-- BEGIN Data for this exercise --
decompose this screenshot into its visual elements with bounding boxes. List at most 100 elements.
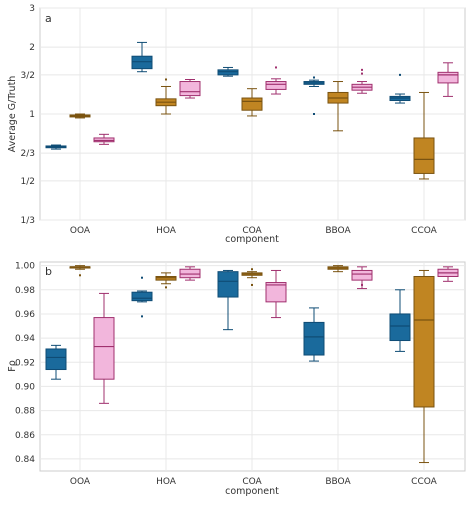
box-body <box>131 55 153 70</box>
box-body <box>413 275 435 408</box>
box-ooa-blue <box>45 144 67 150</box>
box-hoa-blue <box>131 276 153 318</box>
flier-point <box>361 68 363 71</box>
box-body <box>93 317 115 380</box>
ytick-label: 1.00 <box>15 262 35 272</box>
flier-point <box>361 283 363 286</box>
panel-a-xlabel: component <box>225 234 279 245</box>
box-bboa-pink <box>351 266 373 290</box>
box-hoa-blue <box>131 41 153 73</box>
box-ooa-pink <box>93 292 115 404</box>
box-body <box>265 81 287 90</box>
xtick-label: BBOA <box>325 226 351 236</box>
flier-point <box>313 76 315 79</box>
ytick-label: 2/3 <box>21 149 35 159</box>
box-ccoa-pink <box>437 266 459 282</box>
box-bboa-blue <box>303 307 325 362</box>
box-bboa-gold <box>327 81 349 132</box>
flier-point <box>165 78 167 81</box>
box-ccoa-blue <box>389 73 411 104</box>
panel-a-label: a <box>45 12 52 25</box>
ytick-label: 0.94 <box>15 334 35 344</box>
box-hoa-gold <box>155 78 177 115</box>
box-ooa-blue <box>45 344 67 380</box>
box-body <box>351 269 373 281</box>
flier-point <box>79 274 81 277</box>
xtick-label: OOA <box>70 477 91 487</box>
ytick-label: 1/3 <box>21 216 35 226</box>
box-ooa-pink <box>93 133 115 145</box>
flier-point <box>313 112 315 115</box>
box-ooa-gold <box>69 265 91 277</box>
xtick-label: BBOA <box>325 477 351 487</box>
box-coa-blue <box>217 269 239 331</box>
ytick-label: 2 <box>29 43 35 53</box>
flier-point <box>251 268 253 271</box>
panel-a: 1/3 1/2 2/3 1 3/2 2 3 OOA HOA COA BBOA CCOA a comp… <box>7 4 466 245</box>
ytick-label: 0.88 <box>15 407 35 417</box>
box-body <box>45 348 67 371</box>
flier-point <box>141 276 143 279</box>
box-coa-gold <box>241 268 263 286</box>
box-bboa-gold <box>327 265 349 273</box>
box-body <box>265 282 287 303</box>
box-body <box>389 313 411 342</box>
box-coa-blue <box>217 66 239 77</box>
box-ooa-gold <box>69 113 91 119</box>
xtick-label: OOA <box>70 226 91 236</box>
box-hoa-pink <box>179 78 201 99</box>
panel-a-marks <box>45 41 459 180</box>
box-body <box>179 268 201 279</box>
panel-b-xlabel: component <box>225 486 279 497</box>
ytick-label: 0.86 <box>15 431 35 441</box>
ytick-label: 3/2 <box>21 71 35 81</box>
xtick-label: HOA <box>156 477 177 487</box>
box-body <box>217 69 239 76</box>
box-body <box>413 137 435 174</box>
box-ccoa-gold <box>413 91 435 180</box>
ytick-label: 0.98 <box>15 286 35 296</box>
ytick-label: 0.90 <box>15 382 35 392</box>
panel-b-ylabel: Fρ <box>7 360 18 372</box>
flier-point <box>361 72 363 75</box>
box-coa-pink <box>265 269 287 319</box>
xtick-label: COA <box>242 477 262 487</box>
box-body <box>93 137 115 143</box>
box-body <box>437 71 459 84</box>
ytick-label: 1 <box>29 110 35 120</box>
box-coa-gold <box>241 88 263 117</box>
panel-a-ylabel: Average G/Truth <box>7 76 18 153</box>
ytick-label: 0.84 <box>15 455 35 465</box>
ytick-label: 3 <box>29 4 35 14</box>
box-hoa-gold <box>155 272 177 289</box>
ytick-label: 0.92 <box>15 358 35 368</box>
flier-point <box>399 73 401 76</box>
box-coa-pink <box>265 66 287 95</box>
panel-a-ytick-labels: 1/3 1/2 2/3 1 3/2 2 3 <box>21 4 35 226</box>
box-ccoa-pink <box>437 62 459 97</box>
box-bboa-blue <box>303 76 325 115</box>
flier-point <box>165 286 167 289</box>
box-ccoa-blue <box>389 289 411 352</box>
panel-b-ytick-labels: 0.84 0.86 0.88 0.90 0.92 0.94 0.96 0.98 1.00 <box>15 262 35 465</box>
box-bboa-pink <box>351 68 373 94</box>
ytick-label: 1/2 <box>21 177 35 187</box>
panel-b-label: b <box>45 265 52 278</box>
box-hoa-pink <box>179 266 201 281</box>
box-body <box>155 275 177 281</box>
flier-point <box>141 315 143 318</box>
panel-b-xtick-labels: OOA HOA COA BBOA CCOA <box>70 477 438 487</box>
ytick-label: 0.96 <box>15 310 35 320</box>
flier-point <box>251 283 253 286</box>
flier-point <box>275 66 277 69</box>
xtick-label: CCOA <box>411 477 437 487</box>
panel-b: 0.84 0.86 0.88 0.90 0.92 0.94 0.96 0.98 1.00 OOA… <box>7 261 466 497</box>
box-body <box>179 81 201 97</box>
box-body <box>303 321 325 356</box>
box-body <box>131 291 153 302</box>
box-ccoa-gold <box>413 269 435 464</box>
box-body <box>217 271 239 298</box>
xtick-label: COA <box>242 226 262 236</box>
panel-b-marks <box>45 265 459 464</box>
-- END Data for this exercise --
- _Aim of the exercise_
Swap "box-body" for "box-inner" in the part that opens with the line containing "box-body <box>131 55 153 70</box>" and closes with the line containing "flier-point <box>313 76 315 79</box>", and give only those lines with everything else unchanged.

- _Written reply_
box-inner <box>131 55 153 70</box>
box-inner <box>413 275 435 408</box>
box-ooa-blue <box>45 144 67 150</box>
box-hoa-blue <box>131 276 153 318</box>
flier-point <box>361 68 363 71</box>
box-inner <box>93 317 115 380</box>
ytick-label: 1.00 <box>15 262 35 272</box>
flier-point <box>361 283 363 286</box>
panel-a-xlabel: component <box>225 234 279 245</box>
box-bboa-pink <box>351 266 373 290</box>
box-hoa-blue <box>131 41 153 73</box>
box-ooa-pink <box>93 292 115 404</box>
box-inner <box>265 81 287 90</box>
xtick-label: BBOA <box>325 226 351 236</box>
flier-point <box>313 76 315 79</box>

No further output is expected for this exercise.